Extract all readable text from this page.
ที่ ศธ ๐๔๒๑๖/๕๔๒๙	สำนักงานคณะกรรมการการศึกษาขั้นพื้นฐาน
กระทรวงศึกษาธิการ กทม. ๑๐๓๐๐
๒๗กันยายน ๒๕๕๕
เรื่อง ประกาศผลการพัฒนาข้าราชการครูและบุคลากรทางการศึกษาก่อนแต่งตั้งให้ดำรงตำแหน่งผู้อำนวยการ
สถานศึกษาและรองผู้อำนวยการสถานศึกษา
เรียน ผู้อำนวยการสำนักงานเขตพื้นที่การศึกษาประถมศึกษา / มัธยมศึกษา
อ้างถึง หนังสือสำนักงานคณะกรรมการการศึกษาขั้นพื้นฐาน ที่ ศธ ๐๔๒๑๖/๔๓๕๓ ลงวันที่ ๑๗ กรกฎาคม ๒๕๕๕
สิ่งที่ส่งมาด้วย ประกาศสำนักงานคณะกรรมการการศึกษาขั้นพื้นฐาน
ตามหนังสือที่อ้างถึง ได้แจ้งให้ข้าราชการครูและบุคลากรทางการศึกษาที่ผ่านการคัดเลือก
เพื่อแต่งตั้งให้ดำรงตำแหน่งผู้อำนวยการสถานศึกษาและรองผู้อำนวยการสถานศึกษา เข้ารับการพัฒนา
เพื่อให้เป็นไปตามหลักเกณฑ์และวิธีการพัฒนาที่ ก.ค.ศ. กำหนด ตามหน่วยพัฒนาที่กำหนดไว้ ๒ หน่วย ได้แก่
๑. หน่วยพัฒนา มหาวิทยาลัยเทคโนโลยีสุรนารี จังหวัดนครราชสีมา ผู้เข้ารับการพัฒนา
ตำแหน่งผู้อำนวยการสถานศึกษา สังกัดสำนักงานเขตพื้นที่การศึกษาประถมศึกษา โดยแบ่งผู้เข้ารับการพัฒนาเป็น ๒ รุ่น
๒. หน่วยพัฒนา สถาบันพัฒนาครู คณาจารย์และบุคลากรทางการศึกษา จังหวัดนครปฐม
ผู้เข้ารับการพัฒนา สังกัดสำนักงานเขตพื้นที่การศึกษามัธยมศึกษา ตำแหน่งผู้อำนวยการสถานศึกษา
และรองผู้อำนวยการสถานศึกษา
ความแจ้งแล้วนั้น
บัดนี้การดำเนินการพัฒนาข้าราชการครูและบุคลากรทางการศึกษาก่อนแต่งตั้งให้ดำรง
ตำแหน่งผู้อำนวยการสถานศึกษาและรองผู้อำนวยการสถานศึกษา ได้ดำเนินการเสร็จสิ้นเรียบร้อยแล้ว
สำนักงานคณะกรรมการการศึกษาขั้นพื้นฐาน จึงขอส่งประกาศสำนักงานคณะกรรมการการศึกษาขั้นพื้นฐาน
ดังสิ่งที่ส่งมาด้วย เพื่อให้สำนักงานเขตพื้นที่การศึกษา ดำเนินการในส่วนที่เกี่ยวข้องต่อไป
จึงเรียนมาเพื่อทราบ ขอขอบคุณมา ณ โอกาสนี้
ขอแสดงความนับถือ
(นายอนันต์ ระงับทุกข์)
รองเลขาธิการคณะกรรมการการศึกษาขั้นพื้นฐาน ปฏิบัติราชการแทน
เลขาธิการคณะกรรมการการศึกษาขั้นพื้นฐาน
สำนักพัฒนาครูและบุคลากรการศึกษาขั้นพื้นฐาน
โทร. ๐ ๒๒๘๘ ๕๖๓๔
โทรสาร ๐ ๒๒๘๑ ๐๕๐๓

++++

## Instructions to follow:
All of the lines above need to be given again exactly.

## Solution:
Extract all readable text from this page.
ที่ ศธ ๐๔๒๑๖/๕๔๒๙	สำนักงานคณะกรรมการการศึกษาขั้นพื้นฐาน
กระทรวงศึกษาธิการ กทม. ๑๐๓๐๐
๒๗กันยายน ๒๕๕๕
เรื่อง ประกาศผลการพัฒนาข้าราชการครูและบุคลากรทางการศึกษาก่อนแต่งตั้งให้ดำรงตำแหน่งผู้อำนวยการ
สถานศึกษาและรองผู้อำนวยการสถานศึกษา
เรียน ผู้อำนวยการสำนักงานเขตพื้นที่การศึกษาประถมศึกษา / มัธยมศึกษา
อ้างถึง หนังสือสำนักงานคณะกรรมการการศึกษาขั้นพื้นฐาน ที่ ศธ ๐๔๒๑๖/๔๓๕๓ ลงวันที่ ๑๗ กรกฎาคม ๒๕๕๕
สิ่งที่ส่งมาด้วย ประกาศสำนักงานคณะกรรมการการศึกษาขั้นพื้นฐาน
ตามหนังสือที่อ้างถึง ได้แจ้งให้ข้าราชการครูและบุคลากรทางการศึกษาที่ผ่านการคัดเลือก
เพื่อแต่งตั้งให้ดำรงตำแหน่งผู้อำนวยการสถานศึกษาและรองผู้อำนวยการสถานศึกษา เข้ารับการพัฒนา
เพื่อให้เป็นไปตามหลักเกณฑ์และวิธีการพัฒนาที่ ก.ค.ศ. กำหนด ตามหน่วยพัฒนาที่กำหนดไว้ ๒ หน่วย ได้แก่
๑. หน่วยพัฒนา มหาวิทยาลัยเทคโนโลยีสุรนารี จังหวัดนครราชสีมา ผู้เข้ารับการพัฒนา
ตำแหน่งผู้อำนวยการสถานศึกษา สังกัดสำนักงานเขตพื้นที่การศึกษาประถมศึกษา โดยแบ่งผู้เข้ารับการพัฒนาเป็น ๒ รุ่น
๒. หน่วยพัฒนา สถาบันพัฒนาครู คณาจารย์และบุคลากรทางการศึกษา จังหวัดนครปฐม
ผู้เข้ารับการพัฒนา สังกัดสำนักงานเขตพื้นที่การศึกษามัธยมศึกษา ตำแหน่งผู้อำนวยการสถานศึกษา
และรองผู้อำนวยการสถานศึกษา
ความแจ้งแล้วนั้น
บัดนี้การดำเนินการพัฒนาข้าราชการครูและบุคลากรทางการศึกษาก่อนแต่งตั้งให้ดำรง
ตำแหน่งผู้อำนวยการสถานศึกษาและรองผู้อำนวยการสถานศึกษา ได้ดำเนินการเสร็จสิ้นเรียบร้อยแล้ว
สำนักงานคณะกรรมการการศึกษาขั้นพื้นฐาน จึงขอส่งประกาศสำนักงานคณะกรรมการการศึกษาขั้นพื้นฐาน
ดังสิ่งที่ส่งมาด้วย เพื่อให้สำนักงานเขตพื้นที่การศึกษา ดำเนินการในส่วนที่เกี่ยวข้องต่อไป
จึงเรียนมาเพื่อทราบ ขอขอบคุณมา ณ โอกาสนี้
ขอแสดงความนับถือ
(นายอนันต์ ระงับทุกข์)
รองเลขาธิการคณะกรรมการการศึกษาขั้นพื้นฐาน ปฏิบัติราชการแทน
เลขาธิการคณะกรรมการการศึกษาขั้นพื้นฐาน
สำนักพัฒนาครูและบุคลากรการศึกษาขั้นพื้นฐาน
โทร. ๐ ๒๒๘๘ ๕๖๓๔
โทรสาร ๐ ๒๒๘๑ ๐๕๐๓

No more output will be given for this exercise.